Tantangan A: Kembalikan bagian bacaan di bawah ini, yaitu antara "Bahwa syiah tidak menganggap" dan "Thalib adalah ayahnya.", termasuk keduanya, tanpa perubahan apa pun.

Bacaan:

Bahwa di sisi lain kaum suni menutup mata terhadap mu’awiyah yang
mengutuk Amirul Mukminin Ali As dan memerintahkan para sahabat dan bahkan
memaksa mereka untuk mengutuknya. Kebiasaan muawiyah yang memerintahkan untuk
mengutuk Ali Bin Abi Thalib ini terus menjadi tradisi yang diserukan diatas
mimbar-mimbar setiap kali hendak shalat. Tradisinya itu terus berlanjut selama
tujuh puluh tahun hingga zaman Umar bin Abdul Aziz yang kemudian
menghapuskannya.
Mengapa kaum suni tidak mempermasalahkan celaan dan kutukan muawiyah
kepada Ali bin Abi Thalib ini bahkan menyebut muawiyah dengan segala kebajikan,
kalian ridha kepadanya, dan mengatakan kepadanya bahwa dia berijtihad yang jika
dia benar maka dia mendapatkan dua pahala dan jika salah maka dia mendapatkan
satu pahala. Lalu mengapa kaum suni menganggap syiah sesat hanya karena
sebagian kaum syiah melakukan celaan kepada sebagian sahabat yang mereka anggap
berlaku durhaka terhadap Allah dan Rasulullah saw. Mengapa harus ada standard
ganda disini. Bukanlah Allah swt memerintahkan agar janganlah karena
kebencianmu terhadap suatu kaum mendorong kamu untuk berlaku tidak adil (QS. Al
Maidah ayat 5)
Bahwa syiah tidak menganggap semua sahabat sama. Para
sahabat ini bertingkat-tingkat. Ada yang utama yang mereka masuk Islam pada
awal-awal dakwah, terlibat dalam perang badar, Uhud, Mutah, membela dan selalu
teguh disamping Nabi. Ada sahabat yang pertengahan. Lalu ada sebagian sahabat
yang tergolong munafik bahkan sejak Nabi berada di mekkah (QS At Taubah ayat
101)
Orang Syiah menganggap Abu Thalib adalah seorang
mukmin sementara ahlu sunnah menganggap Abu Thalib kafir. Menurut Syiah riwayat
yang mengatakan Abu Thalib kafir adalah sengaja dibuat untuk mendiskreditkan
Ali Bin Abi Thalib karena Abu Thalib adalah ayahnya.
Bahwa syiah tidak mengkritik atau mencela semua sahabat, melainkan hanya
sebagian mereka yang terbukti kefasikan dan penentangannya sepeninggal Nabi
saw. Dalam hal ini kaum syiah mengikuti apa yang disebutkan dalam kitab Allah
swt ikhwal kefasikan mereka serta ketidakpatuhan dan pembangkangan mereka
kepada Rasulullah saw. Kaum syiah juga mengikuti apa yang disebutkan dalam
hadis Nabi saw tentang celaan kepada sebagian sahabat dan ancaman kepada mereka
dengan neraka. Kaum syiah hanya mencela sebagian sahabat ini, bukan seluruh
sahabat.

Tantangan B: Tulis ulang baris-baris data antara baris yang memuat "cart-icon[interactable]: 🛒 <box>362 187" dan baris yang memuat "info-icon[interactable]: i <box>381 207", termasuk keduanya, dengan mengganti "options-icon" menjadi "settings-icon" dan membiarkan yang lain tetap sama.

Bagian Data:
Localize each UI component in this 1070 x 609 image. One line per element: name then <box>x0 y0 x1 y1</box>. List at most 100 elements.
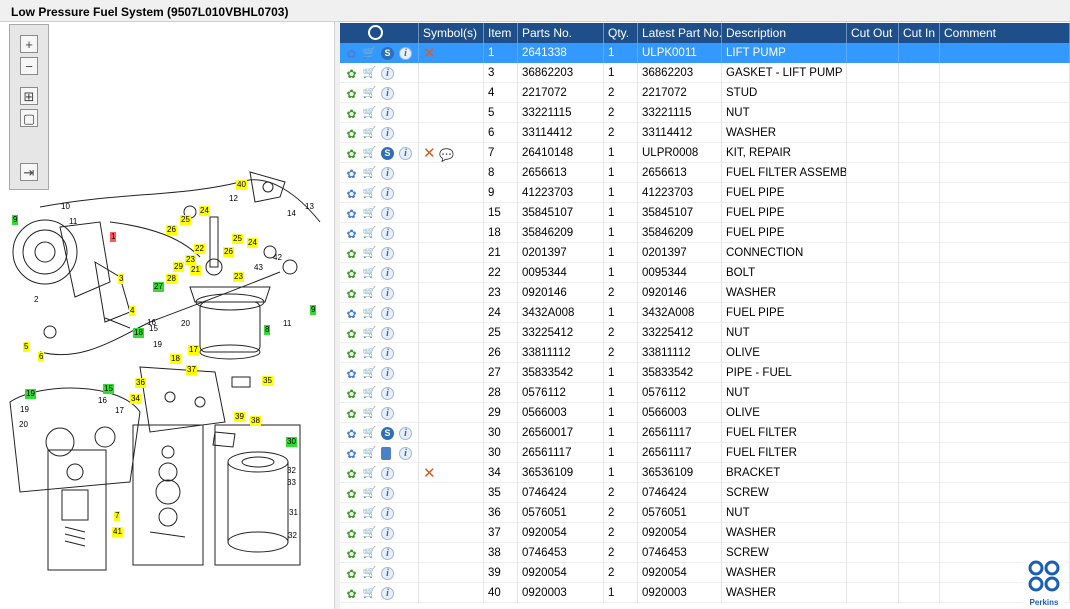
cart-icon[interactable]: 🛒 <box>362 187 377 200</box>
zoom-window-button[interactable]: ▢ <box>20 109 38 127</box>
info-icon[interactable]: i <box>381 567 394 580</box>
diagram-callout[interactable]: 32 <box>286 466 297 476</box>
info-icon[interactable]: i <box>381 187 394 200</box>
cart-icon[interactable]: 🛒 <box>362 227 377 240</box>
diagram-callout[interactable]: 1 <box>110 232 117 242</box>
diagram-callout[interactable]: 23 <box>233 272 244 282</box>
options-icon[interactable]: ✿ <box>345 327 358 340</box>
options-icon[interactable]: ✿ <box>345 567 358 580</box>
options-icon[interactable]: ✿ <box>345 467 358 480</box>
info-icon[interactable]: i <box>381 207 394 220</box>
info-icon[interactable]: i <box>381 167 394 180</box>
table-row[interactable]: ✿🛒i8265661312656613FUEL FILTER ASSEMBLY <box>340 163 1070 183</box>
supersession-icon[interactable]: S <box>381 147 394 160</box>
table-row[interactable]: ✿ 🛒 Si ✕ 💬 7 26410148 1 ULPR0008 KIT, REPAIR <box>340 143 1070 163</box>
options-icon[interactable]: ✿ <box>345 47 358 60</box>
table-row[interactable]: ✿ 🛒 i 30 26561117 1 26561117 FUEL FILTER <box>340 443 1070 463</box>
options-icon[interactable]: ✿ <box>345 67 358 80</box>
cart-icon[interactable]: 🛒 <box>362 467 377 480</box>
column-header-cut-out[interactable]: Cut Out <box>847 23 899 43</box>
cart-icon[interactable]: 🛒 <box>362 387 377 400</box>
diagram-callout[interactable]: 29 <box>173 262 184 272</box>
diagram-callout[interactable]: 2 <box>33 295 39 305</box>
cart-icon[interactable]: 🛒 <box>362 267 377 280</box>
diagram-callout[interactable]: 24 <box>247 238 258 248</box>
table-row[interactable]: ✿ 🛒 i 23 0920146 2 0920146 WASHER <box>340 283 1070 303</box>
diagram-callout[interactable]: 19 <box>25 389 36 399</box>
diagram-callout[interactable]: 28 <box>166 274 177 284</box>
options-icon[interactable]: ✿ <box>345 307 358 320</box>
note-icon[interactable]: 💬 <box>439 145 454 162</box>
options-icon[interactable]: ✿ <box>345 447 358 460</box>
options-icon[interactable]: ✿ <box>345 527 358 540</box>
options-icon[interactable]: ✿ <box>345 387 358 400</box>
cart-icon[interactable]: 🛒 <box>362 547 377 560</box>
info-icon[interactable]: i <box>381 87 394 100</box>
diagram-callout[interactable]: 41 <box>112 527 123 537</box>
info-icon[interactable]: i <box>381 507 394 520</box>
options-icon[interactable]: ✿ <box>345 187 358 200</box>
parts-diagram[interactable]: 40 12 14 13 10 11 9 1 25 24 26 22 25 24 23 26 29 21 43 42 28… <box>0 22 334 609</box>
info-icon[interactable]: i <box>381 227 394 240</box>
options-icon[interactable]: ✿ <box>345 547 358 560</box>
diagram-callout[interactable]: 24 <box>199 206 210 216</box>
options-icon[interactable]: ✿ <box>345 267 358 280</box>
fit-all-button[interactable]: ⊞ <box>20 87 38 105</box>
options-icon[interactable]: ✿ <box>345 487 358 500</box>
column-header-description[interactable]: Description <box>722 23 847 43</box>
diagram-callout[interactable]: 36 <box>135 378 146 388</box>
table-row[interactable]: ✿ 🛒 i 36 0576051 2 0576051 NUT <box>340 503 1070 523</box>
cart-icon[interactable]: 🛒 <box>362 487 377 500</box>
diagram-callout[interactable]: 35 <box>262 376 273 386</box>
info-icon[interactable]: i <box>381 387 394 400</box>
table-row[interactable]: ✿ 🛒 i 28 0576112 1 0576112 NUT <box>340 383 1070 403</box>
diagram-callout[interactable]: 34 <box>130 394 141 404</box>
diagram-callout[interactable]: 16 <box>97 396 108 406</box>
export-button[interactable]: ⇥ <box>20 163 38 181</box>
table-row[interactable]: ✿ 🛒 Si 30 26560017 1 26561117 FUEL FILTER <box>340 423 1070 443</box>
table-row[interactable]: ✿ 🛒 i 26 33811112 2 33811112 OLIVE <box>340 343 1070 363</box>
diagram-callout[interactable]: 12 <box>228 194 239 204</box>
table-row[interactable]: ✿ 🛒 i 35 0746424 2 0746424 SCREW <box>340 483 1070 503</box>
cart-icon[interactable]: 🛒 <box>362 507 377 520</box>
diagram-callout[interactable]: 19 <box>152 340 163 350</box>
table-row[interactable]: ✿ 🛒 i 15 35845107 1 35845107 FUEL PIPE <box>340 203 1070 223</box>
diagram-callout[interactable]: 33 <box>286 478 297 488</box>
cart-icon[interactable]: 🛒 <box>362 447 377 460</box>
column-header-symbols[interactable]: Symbol(s) <box>419 23 484 43</box>
cart-icon[interactable]: 🛒 <box>362 147 377 160</box>
table-row[interactable]: ✿ 🛒 i 5 33221115 2 33221115 NUT <box>340 103 1070 123</box>
cart-icon[interactable]: 🛒 <box>362 307 377 320</box>
options-icon[interactable]: ✿ <box>345 87 358 100</box>
diagram-callout[interactable]: 39 <box>234 412 245 422</box>
diagram-callout[interactable]: 18 <box>170 354 181 364</box>
book-icon[interactable] <box>381 447 391 460</box>
column-header-parts-no[interactable]: Parts No. <box>518 23 604 43</box>
table-row[interactable]: ✿ 🛒 i 40 0920003 1 0920003 WASHER <box>340 583 1070 603</box>
table-row[interactable]: ✿ 🛒 i 39 0920054 2 0920054 WASHER <box>340 563 1070 583</box>
diagram-callout[interactable]: 7 <box>114 511 121 521</box>
diagram-callout[interactable]: 42 <box>272 253 283 263</box>
info-icon[interactable]: i <box>399 47 412 60</box>
diagram-callout[interactable]: 15 <box>103 384 114 394</box>
cart-icon[interactable]: 🛒 <box>362 327 377 340</box>
zoom-out-button[interactable]: − <box>20 57 38 75</box>
cart-icon[interactable]: 🛒 <box>362 167 377 180</box>
info-icon[interactable]: i <box>381 107 394 120</box>
diagram-callout[interactable]: 27 <box>153 282 164 292</box>
column-header-comment[interactable]: Comment <box>940 23 1070 43</box>
options-icon[interactable]: ✿ <box>345 167 358 180</box>
column-header-item[interactable]: Item <box>484 23 518 43</box>
cart-icon[interactable]: 🛒 <box>362 247 377 260</box>
info-icon[interactable]: i <box>381 587 394 600</box>
options-icon[interactable]: ✿ <box>345 147 358 160</box>
info-icon[interactable]: i <box>381 267 394 280</box>
diagram-callout[interactable]: 32 <box>287 531 298 541</box>
options-icon[interactable]: ✿ <box>345 227 358 240</box>
cart-icon[interactable]: 🛒 <box>362 407 377 420</box>
supersession-icon[interactable]: S <box>381 427 394 440</box>
cart-icon[interactable]: 🛒 <box>362 347 377 360</box>
cart-icon[interactable]: 🛒 <box>362 367 377 380</box>
options-icon[interactable]: ✿ <box>345 207 358 220</box>
diagram-callout[interactable]: 18 <box>133 328 144 338</box>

Jawaban Tertulis A:
Bahwa syiah tidak menganggap semua sahabat sama. Para
sahabat ini bertingkat-tingkat. Ada yang utama yang mereka masuk Islam pada
awal-awal dakwah, terlibat dalam perang badar, Uhud, Mutah, membela dan selalu
teguh disamping Nabi. Ada sahabat yang pertengahan. Lalu ada sebagian sahabat
yang tergolong munafik bahkan sejak Nabi berada di mekkah (QS At Taubah ayat
101)
Orang Syiah menganggap Abu Thalib adalah seorang
mukmin sementara ahlu sunnah menganggap Abu Thalib kafir. Menurut Syiah riwayat
yang mengatakan Abu Thalib kafir adalah sengaja dibuat untuk mendiskreditkan
Ali Bin Abi Thalib karena Abu Thalib adalah ayahnya.

Jawaban Tertulis B:
cart-icon[interactable]: 🛒 <box>362 187 377 200</box>
zoom-window-button[interactable]: ▢ <box>20 109 38 127</box>
info-icon[interactable]: i <box>381 567 394 580</box>
diagram-callout[interactable]: 32 <box>286 466 297 476</box>
info-icon[interactable]: i <box>381 187 394 200</box>
cart-icon[interactable]: 🛒 <box>362 227 377 240</box>
diagram-callout[interactable]: 1 <box>110 232 117 242</box>
diagram-callout[interactable]: 23 <box>233 272 244 282</box>
settings-icon[interactable]: ✿ <box>345 327 358 340</box>
settings-icon[interactable]: ✿ <box>345 567 358 580</box>
settings-icon[interactable]: ✿ <box>345 467 358 480</box>
info-icon[interactable]: i <box>381 207 394 220</box>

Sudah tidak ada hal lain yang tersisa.